» **Stored data entries**
◆ ◆ ◆ ◆ ◆
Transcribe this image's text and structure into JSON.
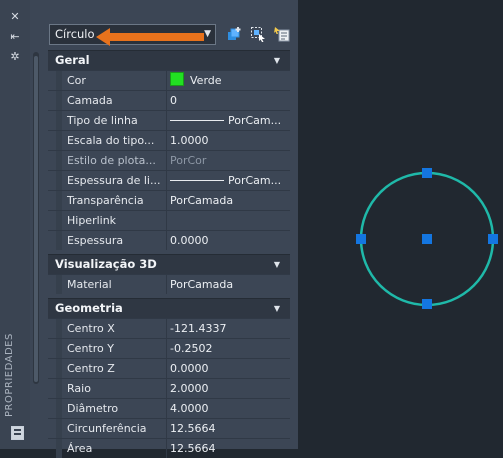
{
  "side_strip": {
    "title": "PROPRIEDADES"
  },
  "selector": {
    "value": "Círculo"
  },
  "categories": [
    {
      "title": "Geral",
      "rows": [
        {
          "name": "Cor",
          "value": "Verde"
        },
        {
          "name": "Camada",
          "value": "0"
        },
        {
          "name": "Tipo de linha",
          "value": "PorCam..."
        },
        {
          "name": "Escala do tipo...",
          "value": "1.0000"
        },
        {
          "name": "Estilo de plota...",
          "value": "PorCor"
        },
        {
          "name": "Espessura de li...",
          "value": "PorCam..."
        },
        {
          "name": "Transparência",
          "value": "PorCamada"
        },
        {
          "name": "Hiperlink",
          "value": ""
        },
        {
          "name": "Espessura",
          "value": "0.0000"
        }
      ]
    },
    {
      "title": "Visualização 3D",
      "rows": [
        {
          "name": "Material",
          "value": "PorCamada"
        }
      ]
    },
    {
      "title": "Geometria",
      "rows": [
        {
          "name": "Centro X",
          "value": "-121.4337"
        },
        {
          "name": "Centro Y",
          "value": "-0.2502"
        },
        {
          "name": "Centro Z",
          "value": "0.0000"
        },
        {
          "name": "Raio",
          "value": "2.0000"
        },
        {
          "name": "Diâmetro",
          "value": "4.0000"
        },
        {
          "name": "Circunferência",
          "value": "12.5664"
        },
        {
          "name": "Área",
          "value": "12.5664"
        }
      ]
    }
  ],
  "colors": {
    "color_swatch": "#22e022",
    "circle": "#1fb9a9",
    "grip": "#1476e0",
    "arrow": "#e8721c"
  }
}
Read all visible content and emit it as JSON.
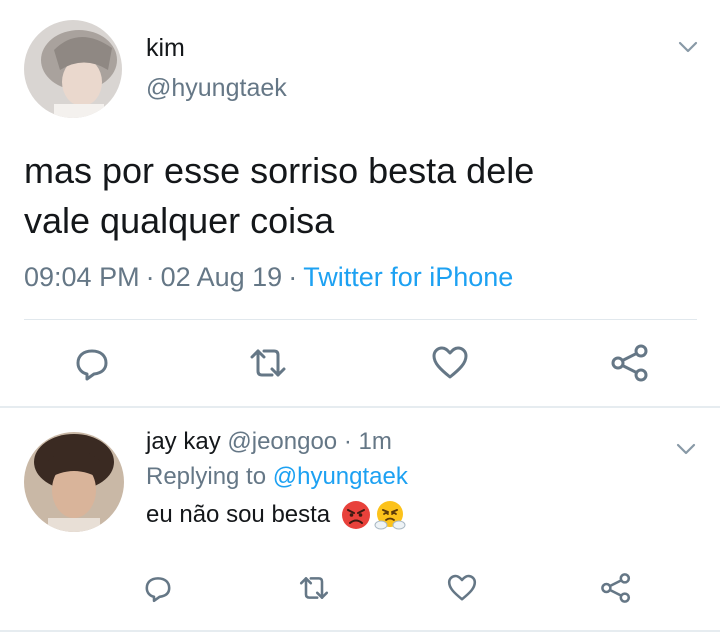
{
  "main_tweet": {
    "author_name": "kim",
    "author_handle": "@hyungtaek",
    "text_line1": "mas por esse sorriso besta dele",
    "text_line2": "vale qualquer coisa",
    "time": "09:04 PM",
    "date": "02 Aug 19",
    "separator": "·",
    "source": "Twitter for iPhone",
    "actions": [
      "reply-icon",
      "retweet-icon",
      "like-icon",
      "share-icon"
    ]
  },
  "reply_tweet": {
    "author_name": "jay kay",
    "author_handle": "@jeongoo",
    "separator": "·",
    "time": "1m",
    "replying_prefix": "Replying to",
    "replying_to": "@hyungtaek",
    "text": "eu não sou besta",
    "emojis": [
      "angry-face-emoji",
      "steam-from-nose-emoji"
    ],
    "actions": [
      "reply-icon",
      "retweet-icon",
      "like-icon",
      "share-icon"
    ]
  },
  "colors": {
    "text": "#14171a",
    "secondary": "#657786",
    "link": "#1da1f2",
    "icon": "#657786",
    "divider": "#e1e8ed"
  }
}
◆ ◆ ◆ ◆ ◆
Transcribe the material exactly, and leave out whatever pictures it holds.

Transcribe this image's text and structure into JSON.
{
  "side_strip": {
    "title": "PROPRIEDADES"
  },
  "selector": {
    "value": "Círculo"
  },
  "categories": [
    {
      "title": "Geral",
      "rows": [
        {
          "name": "Cor",
          "value": "Verde"
        },
        {
          "name": "Camada",
          "value": "0"
        },
        {
          "name": "Tipo de linha",
          "value": "PorCam..."
        },
        {
          "name": "Escala do tipo...",
          "value": "1.0000"
        },
        {
          "name": "Estilo de plota...",
          "value": "PorCor"
        },
        {
          "name": "Espessura de li...",
          "value": "PorCam..."
        },
        {
          "name": "Transparência",
          "value": "PorCamada"
        },
        {
          "name": "Hiperlink",
          "value": ""
        },
        {
          "name": "Espessura",
          "value": "0.0000"
        }
      ]
    },
    {
      "title": "Visualização 3D",
      "rows": [
        {
          "name": "Material",
          "value": "PorCamada"
        }
      ]
    },
    {
      "title": "Geometria",
      "rows": [
        {
          "name": "Centro X",
          "value": "-121.4337"
        },
        {
          "name": "Centro Y",
          "value": "-0.2502"
        },
        {
          "name": "Centro Z",
          "value": "0.0000"
        },
        {
          "name": "Raio",
          "value": "2.0000"
        },
        {
          "name": "Diâmetro",
          "value": "4.0000"
        },
        {
          "name": "Circunferência",
          "value": "12.5664"
        },
        {
          "name": "Área",
          "value": "12.5664"
        }
      ]
    }
  ],
  "colors": {
    "color_swatch": "#22e022",
    "circle": "#1fb9a9",
    "grip": "#1476e0",
    "arrow": "#e8721c"
  }
}
Read all visible content and emit it as JSON.
{
  "main_tweet": {
    "author_name": "kim",
    "author_handle": "@hyungtaek",
    "text_line1": "mas por esse sorriso besta dele",
    "text_line2": "vale qualquer coisa",
    "time": "09:04 PM",
    "date": "02 Aug 19",
    "separator": "·",
    "source": "Twitter for iPhone",
    "actions": [
      "reply-icon",
      "retweet-icon",
      "like-icon",
      "share-icon"
    ]
  },
  "reply_tweet": {
    "author_name": "jay kay",
    "author_handle": "@jeongoo",
    "separator": "·",
    "time": "1m",
    "replying_prefix": "Replying to",
    "replying_to": "@hyungtaek",
    "text": "eu não sou besta",
    "emojis": [
      "angry-face-emoji",
      "steam-from-nose-emoji"
    ],
    "actions": [
      "reply-icon",
      "retweet-icon",
      "like-icon",
      "share-icon"
    ]
  },
  "colors": {
    "text": "#14171a",
    "secondary": "#657786",
    "link": "#1da1f2",
    "icon": "#657786",
    "divider": "#e1e8ed"
  }
}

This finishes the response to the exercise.